▶ Directions for this task
Return the listing word for word, as given.

═════ Record excerpts ═════

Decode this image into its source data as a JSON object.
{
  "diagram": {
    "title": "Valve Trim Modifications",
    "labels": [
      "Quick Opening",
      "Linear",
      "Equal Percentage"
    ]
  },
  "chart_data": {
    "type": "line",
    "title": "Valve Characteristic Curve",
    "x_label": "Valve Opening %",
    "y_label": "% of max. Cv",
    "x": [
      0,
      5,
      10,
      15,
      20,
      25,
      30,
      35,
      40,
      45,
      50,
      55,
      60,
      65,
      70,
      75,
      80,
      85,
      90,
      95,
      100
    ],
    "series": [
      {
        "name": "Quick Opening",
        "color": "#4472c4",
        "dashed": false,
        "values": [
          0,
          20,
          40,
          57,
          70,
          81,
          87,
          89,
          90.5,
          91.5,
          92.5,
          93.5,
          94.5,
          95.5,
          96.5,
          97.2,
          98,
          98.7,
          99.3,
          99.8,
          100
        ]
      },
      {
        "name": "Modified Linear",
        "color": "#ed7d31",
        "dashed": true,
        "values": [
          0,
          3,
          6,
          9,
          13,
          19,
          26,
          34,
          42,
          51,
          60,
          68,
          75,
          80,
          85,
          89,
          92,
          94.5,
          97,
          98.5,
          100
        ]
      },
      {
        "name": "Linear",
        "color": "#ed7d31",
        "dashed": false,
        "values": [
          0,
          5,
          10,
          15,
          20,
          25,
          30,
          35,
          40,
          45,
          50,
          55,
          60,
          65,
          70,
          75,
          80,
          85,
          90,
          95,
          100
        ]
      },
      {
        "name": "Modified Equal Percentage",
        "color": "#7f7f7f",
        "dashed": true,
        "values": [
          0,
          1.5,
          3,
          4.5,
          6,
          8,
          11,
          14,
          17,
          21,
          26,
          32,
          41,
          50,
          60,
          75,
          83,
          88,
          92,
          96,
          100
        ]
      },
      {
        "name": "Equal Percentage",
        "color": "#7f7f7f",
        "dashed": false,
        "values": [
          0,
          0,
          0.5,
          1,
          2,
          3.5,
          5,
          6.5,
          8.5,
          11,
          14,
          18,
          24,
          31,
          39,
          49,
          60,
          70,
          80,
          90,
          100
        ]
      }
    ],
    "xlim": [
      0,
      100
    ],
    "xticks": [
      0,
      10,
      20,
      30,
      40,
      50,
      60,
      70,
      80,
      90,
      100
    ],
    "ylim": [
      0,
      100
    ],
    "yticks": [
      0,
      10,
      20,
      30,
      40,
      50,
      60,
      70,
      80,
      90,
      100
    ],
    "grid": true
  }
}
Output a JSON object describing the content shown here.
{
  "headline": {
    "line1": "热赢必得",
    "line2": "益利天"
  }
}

═════

▶ Solution to this exercise
Decode this image into its source data as a JSON object.
{
  "diagram": {
    "title": "Valve Trim Modifications",
    "labels": [
      "Quick Opening",
      "Linear",
      "Equal Percentage"
    ]
  },
  "chart_data": {
    "type": "line",
    "title": "Valve Characteristic Curve",
    "x_label": "Valve Opening %",
    "y_label": "% of max. Cv",
    "x": [
      0,
      5,
      10,
      15,
      20,
      25,
      30,
      35,
      40,
      45,
      50,
      55,
      60,
      65,
      70,
      75,
      80,
      85,
      90,
      95,
      100
    ],
    "series": [
      {
        "name": "Quick Opening",
        "color": "#4472c4",
        "dashed": false,
        "values": [
          0,
          20,
          40,
          57,
          70,
          81,
          87,
          89,
          90.5,
          91.5,
          92.5,
          93.5,
          94.5,
          95.5,
          96.5,
          97.2,
          98,
          98.7,
          99.3,
          99.8,
          100
        ]
      },
      {
        "name": "Modified Linear",
        "color": "#ed7d31",
        "dashed": true,
        "values": [
          0,
          3,
          6,
          9,
          13,
          19,
          26,
          34,
          42,
          51,
          60,
          68,
          75,
          80,
          85,
          89,
          92,
          94.5,
          97,
          98.5,
          100
        ]
      },
      {
        "name": "Linear",
        "color": "#ed7d31",
        "dashed": false,
        "values": [
          0,
          5,
          10,
          15,
          20,
          25,
          30,
          35,
          40,
          45,
          50,
          55,
          60,
          65,
          70,
          75,
          80,
          85,
          90,
          95,
          100
        ]
      },
      {
        "name": "Modified Equal Percentage",
        "color": "#7f7f7f",
        "dashed": true,
        "values": [
          0,
          1.5,
          3,
          4.5,
          6,
          8,
          11,
          14,
          17,
          21,
          26,
          32,
          41,
          50,
          60,
          75,
          83,
          88,
          92,
          96,
          100
        ]
      },
      {
        "name": "Equal Percentage",
        "color": "#7f7f7f",
        "dashed": false,
        "values": [
          0,
          0,
          0.5,
          1,
          2,
          3.5,
          5,
          6.5,
          8.5,
          11,
          14,
          18,
          24,
          31,
          39,
          49,
          60,
          70,
          80,
          90,
          100
        ]
      }
    ],
    "xlim": [
      0,
      100
    ],
    "xticks": [
      0,
      10,
      20,
      30,
      40,
      50,
      60,
      70,
      80,
      90,
      100
    ],
    "ylim": [
      0,
      100
    ],
    "yticks": [
      0,
      10,
      20,
      30,
      40,
      50,
      60,
      70,
      80,
      90,
      100
    ],
    "grid": true
  }
}
Output a JSON object describing the content shown here.
{
  "headline": {
    "line1": "热赢必得",
    "line2": "益利天"
  }
}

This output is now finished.